STATED TASK
Identify and copy all lines of the material where the string "Contact" is found.
## Begin
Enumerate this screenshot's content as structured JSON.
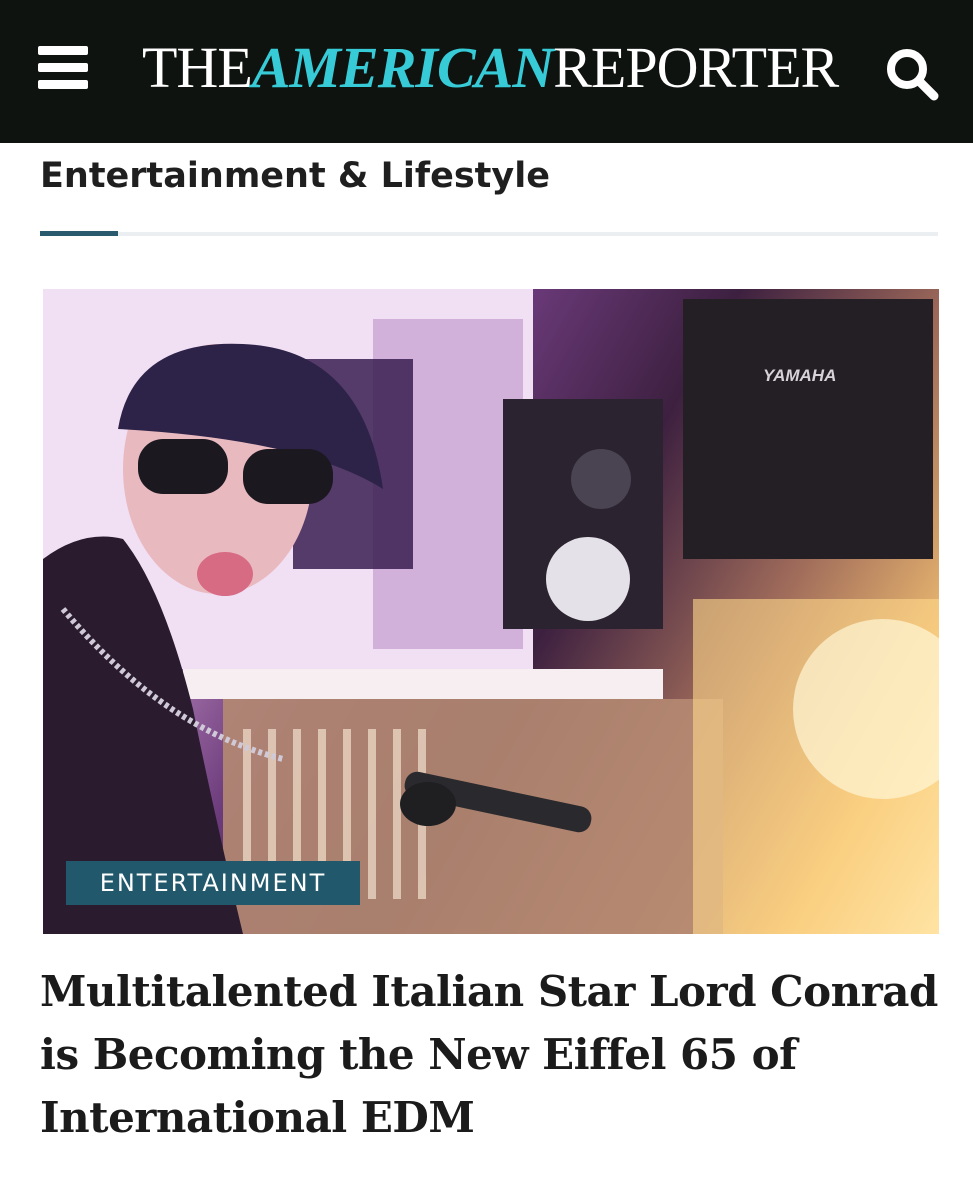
{
  "header": {
    "logo": {
      "part1": "THE",
      "part2": "AMERICAN",
      "part3": "REPORTER"
    },
    "menu_icon": "hamburger-menu-icon",
    "search_icon": "search-icon"
  },
  "section": {
    "title": "Entertainment & Lifestyle"
  },
  "article": {
    "image": {
      "speaker_brand": "YAMAHA"
    },
    "category_badge": "ENTERTAINMENT",
    "headline": "Multitalented Italian Star Lord Conrad is Becoming the New Eiffel 65 of International EDM"
  },
  "colors": {
    "header_bg": "#0e130f",
    "logo_accent": "#37cbd8",
    "badge_bg": "#22586b",
    "divider_accent": "#2a5a6e"
  }
}
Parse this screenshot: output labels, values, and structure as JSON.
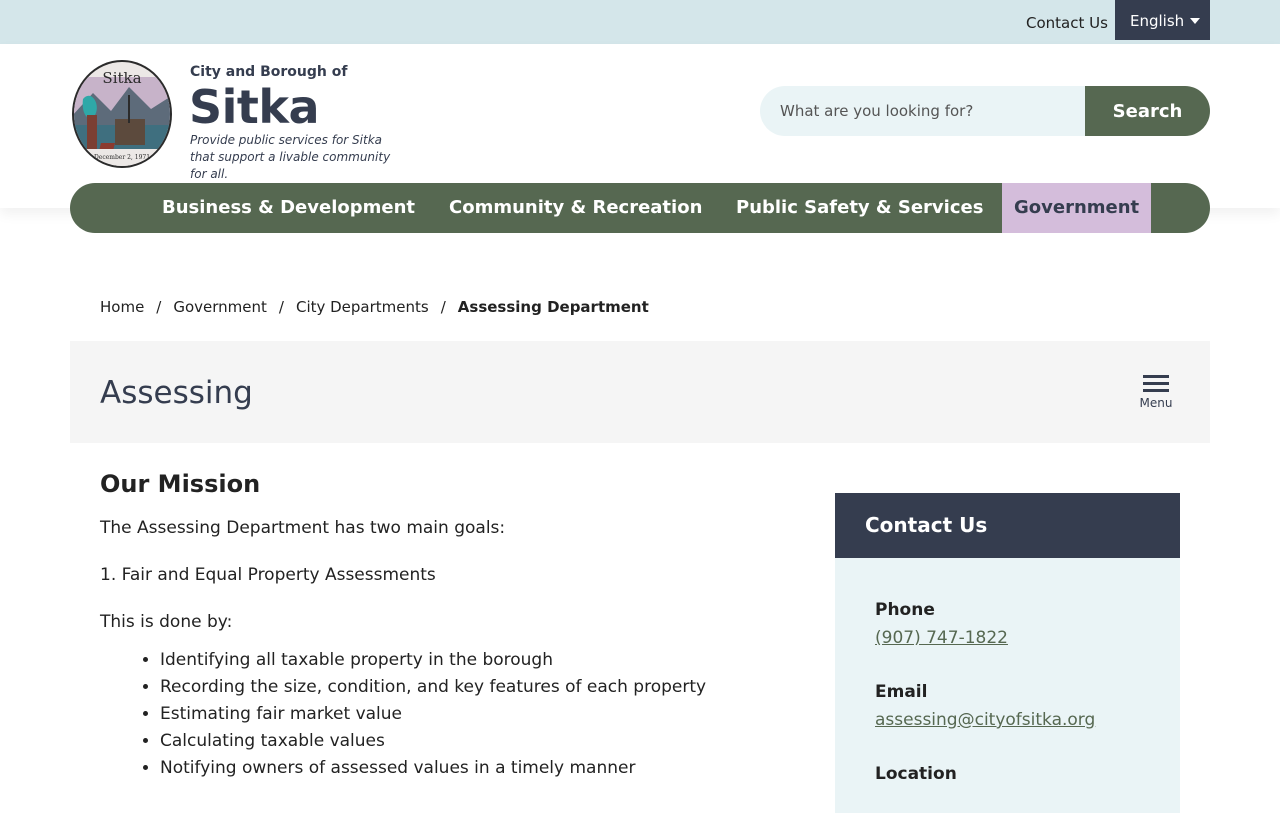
{
  "utility": {
    "contact_label": "Contact Us",
    "language": "English"
  },
  "brand": {
    "pre": "City and Borough of",
    "name": "Sitka",
    "tagline": "Provide public services for Sitka that support a livable community for all.",
    "seal_text_top": "Sitka",
    "seal_text_bottom": "December 2, 1971"
  },
  "search": {
    "placeholder": "What are you looking for?",
    "button_label": "Search"
  },
  "nav": {
    "items": [
      {
        "label": "Business & Development"
      },
      {
        "label": "Community & Recreation"
      },
      {
        "label": "Public Safety & Services"
      },
      {
        "label": "Government"
      }
    ]
  },
  "breadcrumb": {
    "items": [
      "Home",
      "Government",
      "City Departments",
      "Assessing Department"
    ],
    "separator": "/"
  },
  "page": {
    "title": "Assessing",
    "menu_label": "Menu"
  },
  "content": {
    "heading": "Our Mission",
    "intro": "The Assessing Department has two main goals:",
    "goal_1": "1. Fair and Equal Property Assessments",
    "done_by": "This is done by:",
    "bullets": [
      "Identifying all taxable property in the borough",
      "Recording the size, condition, and key features of each property",
      "Estimating fair market value",
      "Calculating taxable values",
      "Notifying owners of assessed values in a timely manner"
    ]
  },
  "sidebar": {
    "title": "Contact Us",
    "phone_label": "Phone",
    "phone": "(907) 747-1822",
    "email_label": "Email",
    "email": "assessing@cityofsitka.org",
    "location_label": "Location"
  },
  "colors": {
    "utility_bg": "#d4e6ea",
    "navy": "#353d4f",
    "green": "#566851",
    "lavender": "#d4bddb",
    "sidebar_bg": "#eaf4f6"
  }
}
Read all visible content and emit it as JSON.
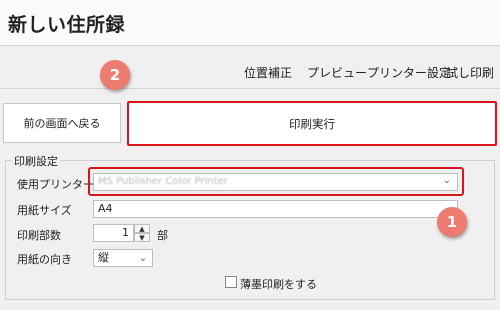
{
  "app": {
    "title": "新しい住所録"
  },
  "menu": {
    "items": [
      "位置補正",
      "プレビュー",
      "プリンター設定",
      "試し印刷"
    ]
  },
  "actions": {
    "back_label": "前の画面へ戻る",
    "print_label": "印刷実行"
  },
  "settings": {
    "legend": "印刷設定",
    "printer_label": "使用プリンター",
    "printer_value": "MS Publisher Color Printer",
    "paper_label": "用紙サイズ",
    "paper_value": "A4",
    "copies_label": "印刷部数",
    "copies_value": "1",
    "copies_unit": "部",
    "orientation_label": "用紙の向き",
    "orientation_value": "縦",
    "draft_label": "薄墨印刷をする",
    "draft_checked": false
  },
  "annotations": {
    "badge_1": "1",
    "badge_2": "2"
  },
  "colors": {
    "highlight": "#d9141b",
    "badge": "#ee7b6f",
    "background": "#f0f0f0"
  }
}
## End
CORRECT RESPONSE
    "contact_label": "Contact Us",
    "title": "Contact Us",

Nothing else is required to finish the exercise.